Every line of the material is to be quoted verbatim, minus the pictures.
— begin RECORDS PROVIDED —
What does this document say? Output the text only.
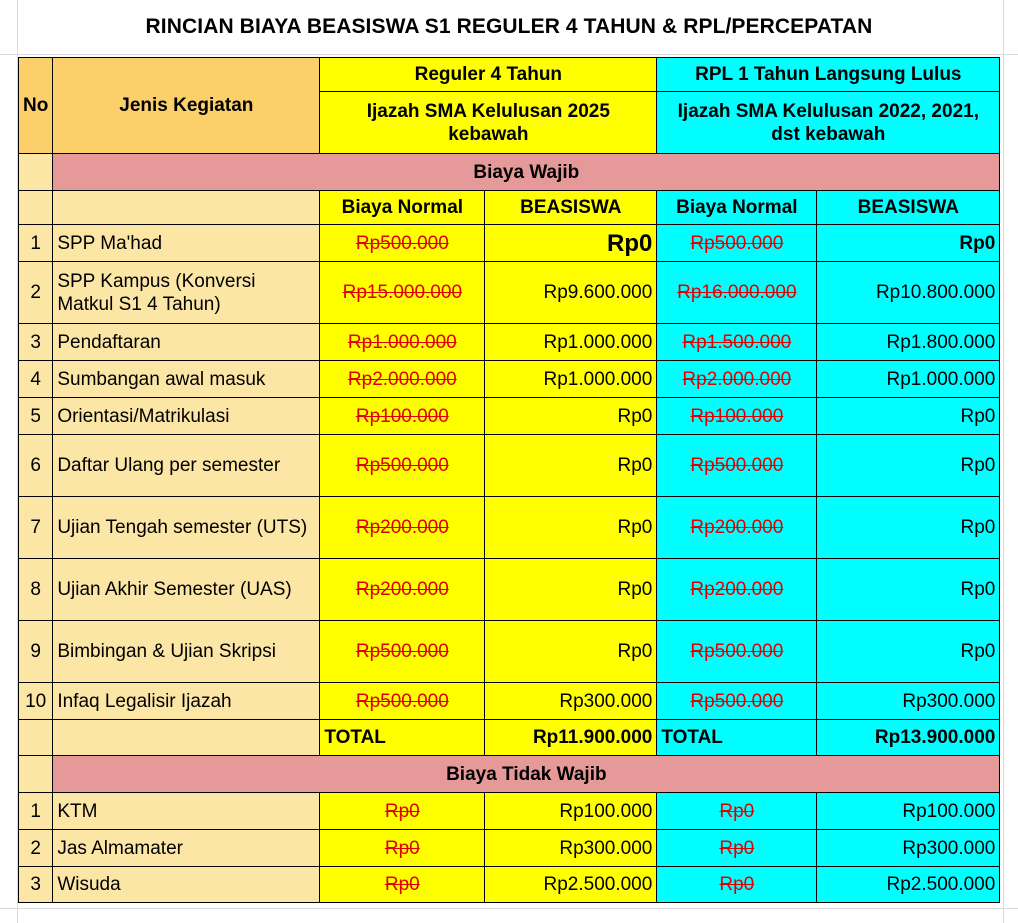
RINCIAN BIAYA BEASISWA S1 REGULER 4 TAHUN & RPL/PERCEPATAN
No	Jenis Kegiatan	Reguler 4 Tahun		RPL 1 Tahun Langsung Lulus	
		Ijazah SMA Kelulusan 2025 kebawah		Ijazah SMA Kelulusan 2022, 2021, dst kebawah	
	Biaya Wajib				
		Biaya Normal	BEASISWA	Biaya Normal	BEASISWA
1	SPP Ma'had	Rp500.000	Rp0	Rp500.000	Rp0
2	SPP Kampus (Konversi Matkul S1 4 Tahun)	Rp15.000.000	Rp9.600.000	Rp16.000.000	Rp10.800.000
3	Pendaftaran	Rp1.000.000	Rp1.000.000	Rp1.500.000	Rp1.800.000
4	Sumbangan awal masuk	Rp2.000.000	Rp1.000.000	Rp2.000.000	Rp1.000.000
5	Orientasi/Matrikulasi	Rp100.000	Rp0	Rp100.000	Rp0
6	Daftar Ulang per semester	Rp500.000	Rp0	Rp500.000	Rp0
7	Ujian Tengah semester (UTS)	Rp200.000	Rp0	Rp200.000	Rp0
8	Ujian Akhir Semester (UAS)	Rp200.000	Rp0	Rp200.000	Rp0
9	Bimbingan & Ujian Skripsi	Rp500.000	Rp0	Rp500.000	Rp0
10	Infaq Legalisir Ijazah	Rp500.000	Rp300.000	Rp500.000	Rp300.000
		TOTAL	Rp11.900.000	TOTAL	Rp13.900.000
	Biaya Tidak Wajib				
1	KTM	Rp0	Rp100.000	Rp0	Rp100.000
2	Jas Almamater	Rp0	Rp300.000	Rp0	Rp300.000
3	Wisuda	Rp0	Rp2.500.000	Rp0	Rp2.500.000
— end RECORDS PROVIDED —
IN RESPONSE:
What does this document say? Output the text only.
RINCIAN BIAYA BEASISWA S1 REGULER 4 TAHUN & RPL/PERCEPATAN
No	Jenis Kegiatan	Reguler 4 Tahun		RPL 1 Tahun Langsung Lulus	
		Ijazah SMA Kelulusan 2025 kebawah		Ijazah SMA Kelulusan 2022, 2021, dst kebawah	
	Biaya Wajib				
		Biaya Normal	BEASISWA	Biaya Normal	BEASISWA
1	SPP Ma'had	Rp500.000	Rp0	Rp500.000	Rp0
2	SPP Kampus (Konversi Matkul S1 4 Tahun)	Rp15.000.000	Rp9.600.000	Rp16.000.000	Rp10.800.000
3	Pendaftaran	Rp1.000.000	Rp1.000.000	Rp1.500.000	Rp1.800.000
4	Sumbangan awal masuk	Rp2.000.000	Rp1.000.000	Rp2.000.000	Rp1.000.000
5	Orientasi/Matrikulasi	Rp100.000	Rp0	Rp100.000	Rp0
6	Daftar Ulang per semester	Rp500.000	Rp0	Rp500.000	Rp0
7	Ujian Tengah semester (UTS)	Rp200.000	Rp0	Rp200.000	Rp0
8	Ujian Akhir Semester (UAS)	Rp200.000	Rp0	Rp200.000	Rp0
9	Bimbingan & Ujian Skripsi	Rp500.000	Rp0	Rp500.000	Rp0
10	Infaq Legalisir Ijazah	Rp500.000	Rp300.000	Rp500.000	Rp300.000
		TOTAL	Rp11.900.000	TOTAL	Rp13.900.000
	Biaya Tidak Wajib				
1	KTM	Rp0	Rp100.000	Rp0	Rp100.000
2	Jas Almamater	Rp0	Rp300.000	Rp0	Rp300.000
3	Wisuda	Rp0	Rp2.500.000	Rp0	Rp2.500.000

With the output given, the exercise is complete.